__TASK__:
Quote exactly, and only, the lines from the one with "Give me a plain-text" through the end of the listing.

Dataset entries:
◇ ◇ ◇

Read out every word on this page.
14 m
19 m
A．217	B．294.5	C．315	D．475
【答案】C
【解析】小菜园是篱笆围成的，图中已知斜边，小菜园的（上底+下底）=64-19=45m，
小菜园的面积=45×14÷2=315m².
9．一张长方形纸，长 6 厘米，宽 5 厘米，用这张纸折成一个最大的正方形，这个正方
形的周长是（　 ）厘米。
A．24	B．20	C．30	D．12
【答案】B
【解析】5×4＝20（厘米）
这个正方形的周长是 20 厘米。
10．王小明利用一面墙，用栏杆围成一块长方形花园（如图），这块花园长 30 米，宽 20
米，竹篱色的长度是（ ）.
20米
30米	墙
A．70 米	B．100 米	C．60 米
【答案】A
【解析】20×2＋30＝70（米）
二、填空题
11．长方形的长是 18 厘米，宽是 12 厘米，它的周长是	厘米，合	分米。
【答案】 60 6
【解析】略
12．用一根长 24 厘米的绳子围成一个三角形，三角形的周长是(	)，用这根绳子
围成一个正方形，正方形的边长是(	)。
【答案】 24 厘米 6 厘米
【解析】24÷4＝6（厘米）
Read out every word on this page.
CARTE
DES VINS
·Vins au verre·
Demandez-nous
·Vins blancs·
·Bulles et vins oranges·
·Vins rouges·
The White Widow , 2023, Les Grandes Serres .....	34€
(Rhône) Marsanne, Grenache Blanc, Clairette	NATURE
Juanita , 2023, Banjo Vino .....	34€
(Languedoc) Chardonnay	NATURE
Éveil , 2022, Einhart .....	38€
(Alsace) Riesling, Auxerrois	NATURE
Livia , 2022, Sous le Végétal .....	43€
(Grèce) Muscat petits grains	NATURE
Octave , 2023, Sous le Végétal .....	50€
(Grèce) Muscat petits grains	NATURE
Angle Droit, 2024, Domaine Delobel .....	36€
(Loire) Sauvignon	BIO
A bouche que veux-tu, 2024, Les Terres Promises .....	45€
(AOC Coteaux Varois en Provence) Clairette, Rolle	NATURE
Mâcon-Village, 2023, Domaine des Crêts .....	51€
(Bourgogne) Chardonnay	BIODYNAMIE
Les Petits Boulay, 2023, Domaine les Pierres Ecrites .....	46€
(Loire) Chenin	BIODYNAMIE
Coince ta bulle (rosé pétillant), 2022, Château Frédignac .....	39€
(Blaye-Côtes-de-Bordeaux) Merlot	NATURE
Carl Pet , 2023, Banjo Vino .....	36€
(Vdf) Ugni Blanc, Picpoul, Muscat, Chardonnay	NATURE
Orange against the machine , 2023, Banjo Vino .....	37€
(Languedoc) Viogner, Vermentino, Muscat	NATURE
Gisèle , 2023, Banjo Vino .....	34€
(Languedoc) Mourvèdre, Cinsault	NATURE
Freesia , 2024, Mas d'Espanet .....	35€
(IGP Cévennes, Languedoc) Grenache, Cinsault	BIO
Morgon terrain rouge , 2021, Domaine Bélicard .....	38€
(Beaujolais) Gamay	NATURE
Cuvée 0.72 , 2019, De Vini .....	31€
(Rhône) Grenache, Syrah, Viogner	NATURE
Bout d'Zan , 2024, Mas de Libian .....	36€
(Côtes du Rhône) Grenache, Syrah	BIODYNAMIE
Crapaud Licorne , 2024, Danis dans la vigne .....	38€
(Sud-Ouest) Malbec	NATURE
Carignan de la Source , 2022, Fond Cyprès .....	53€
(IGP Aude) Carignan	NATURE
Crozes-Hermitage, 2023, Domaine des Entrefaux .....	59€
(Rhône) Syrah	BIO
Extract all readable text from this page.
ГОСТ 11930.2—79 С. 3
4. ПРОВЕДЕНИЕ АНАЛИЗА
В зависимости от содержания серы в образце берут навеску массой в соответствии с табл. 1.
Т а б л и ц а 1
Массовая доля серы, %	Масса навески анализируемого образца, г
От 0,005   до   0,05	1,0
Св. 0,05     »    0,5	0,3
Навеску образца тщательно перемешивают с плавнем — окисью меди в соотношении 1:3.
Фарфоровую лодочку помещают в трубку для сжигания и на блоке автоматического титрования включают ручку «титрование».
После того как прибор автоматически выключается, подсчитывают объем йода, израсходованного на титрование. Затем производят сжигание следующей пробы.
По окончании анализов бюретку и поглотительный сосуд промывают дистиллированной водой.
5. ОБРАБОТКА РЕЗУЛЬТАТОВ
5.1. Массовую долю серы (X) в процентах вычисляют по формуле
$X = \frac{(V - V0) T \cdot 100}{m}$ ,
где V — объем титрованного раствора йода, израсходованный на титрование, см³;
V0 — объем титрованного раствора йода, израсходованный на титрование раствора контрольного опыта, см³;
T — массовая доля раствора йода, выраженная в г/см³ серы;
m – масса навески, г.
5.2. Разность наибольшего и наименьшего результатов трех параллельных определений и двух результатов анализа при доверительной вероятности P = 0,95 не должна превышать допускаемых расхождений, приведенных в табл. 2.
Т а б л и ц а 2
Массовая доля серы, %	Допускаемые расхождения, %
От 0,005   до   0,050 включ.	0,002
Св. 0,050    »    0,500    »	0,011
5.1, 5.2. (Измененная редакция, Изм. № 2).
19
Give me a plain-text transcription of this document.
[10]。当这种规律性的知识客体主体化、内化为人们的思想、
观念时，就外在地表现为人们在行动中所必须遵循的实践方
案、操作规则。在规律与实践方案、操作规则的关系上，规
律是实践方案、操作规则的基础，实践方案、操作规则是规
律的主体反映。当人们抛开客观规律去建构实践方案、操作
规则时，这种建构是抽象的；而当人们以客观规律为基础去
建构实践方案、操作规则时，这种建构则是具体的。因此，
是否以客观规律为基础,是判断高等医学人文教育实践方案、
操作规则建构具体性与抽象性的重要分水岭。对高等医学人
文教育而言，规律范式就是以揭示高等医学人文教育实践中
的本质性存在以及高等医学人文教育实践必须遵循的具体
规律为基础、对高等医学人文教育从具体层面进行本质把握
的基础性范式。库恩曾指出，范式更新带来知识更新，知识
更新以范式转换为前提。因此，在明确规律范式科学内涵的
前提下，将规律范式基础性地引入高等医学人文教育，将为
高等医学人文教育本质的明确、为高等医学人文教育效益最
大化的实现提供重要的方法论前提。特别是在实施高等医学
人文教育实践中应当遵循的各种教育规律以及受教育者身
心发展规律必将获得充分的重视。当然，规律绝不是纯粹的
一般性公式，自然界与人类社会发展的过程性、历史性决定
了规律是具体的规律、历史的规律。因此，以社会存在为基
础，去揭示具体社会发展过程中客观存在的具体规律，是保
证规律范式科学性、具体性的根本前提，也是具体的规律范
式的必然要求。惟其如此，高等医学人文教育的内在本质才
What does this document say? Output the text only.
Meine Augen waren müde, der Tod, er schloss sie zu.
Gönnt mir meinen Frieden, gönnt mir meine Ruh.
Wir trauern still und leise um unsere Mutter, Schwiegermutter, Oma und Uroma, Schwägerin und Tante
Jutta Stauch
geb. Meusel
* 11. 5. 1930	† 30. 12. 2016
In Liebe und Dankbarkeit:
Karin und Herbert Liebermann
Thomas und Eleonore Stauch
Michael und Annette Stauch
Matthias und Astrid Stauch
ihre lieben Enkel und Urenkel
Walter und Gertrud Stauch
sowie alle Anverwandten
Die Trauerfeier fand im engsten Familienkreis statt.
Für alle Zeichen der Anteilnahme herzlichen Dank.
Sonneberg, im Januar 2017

◇ ◇ ◇

__EXERCISE OUTPUT__:
Give me a plain-text transcription of this document.
[10]。当这种规律性的知识客体主体化、内化为人们的思想、
观念时，就外在地表现为人们在行动中所必须遵循的实践方
案、操作规则。在规律与实践方案、操作规则的关系上，规
律是实践方案、操作规则的基础，实践方案、操作规则是规
律的主体反映。当人们抛开客观规律去建构实践方案、操作
规则时，这种建构是抽象的；而当人们以客观规律为基础去
建构实践方案、操作规则时，这种建构则是具体的。因此，
是否以客观规律为基础,是判断高等医学人文教育实践方案、
操作规则建构具体性与抽象性的重要分水岭。对高等医学人
文教育而言，规律范式就是以揭示高等医学人文教育实践中
的本质性存在以及高等医学人文教育实践必须遵循的具体
规律为基础、对高等医学人文教育从具体层面进行本质把握
的基础性范式。库恩曾指出，范式更新带来知识更新，知识
更新以范式转换为前提。因此，在明确规律范式科学内涵的
前提下，将规律范式基础性地引入高等医学人文教育，将为
高等医学人文教育本质的明确、为高等医学人文教育效益最
大化的实现提供重要的方法论前提。特别是在实施高等医学
人文教育实践中应当遵循的各种教育规律以及受教育者身
心发展规律必将获得充分的重视。当然，规律绝不是纯粹的
一般性公式，自然界与人类社会发展的过程性、历史性决定
了规律是具体的规律、历史的规律。因此，以社会存在为基
础，去揭示具体社会发展过程中客观存在的具体规律，是保
证规律范式科学性、具体性的根本前提，也是具体的规律范
式的必然要求。惟其如此，高等医学人文教育的内在本质才
What does this document say? Output the text only.
Meine Augen waren müde, der Tod, er schloss sie zu.
Gönnt mir meinen Frieden, gönnt mir meine Ruh.
Wir trauern still und leise um unsere Mutter, Schwiegermutter, Oma und Uroma, Schwägerin und Tante
Jutta Stauch
geb. Meusel
* 11. 5. 1930	† 30. 12. 2016
In Liebe und Dankbarkeit:
Karin und Herbert Liebermann
Thomas und Eleonore Stauch
Michael und Annette Stauch
Matthias und Astrid Stauch
ihre lieben Enkel und Urenkel
Walter und Gertrud Stauch
sowie alle Anverwandten
Die Trauerfeier fand im engsten Familienkreis statt.
Für alle Zeichen der Anteilnahme herzlichen Dank.
Sonneberg, im Januar 2017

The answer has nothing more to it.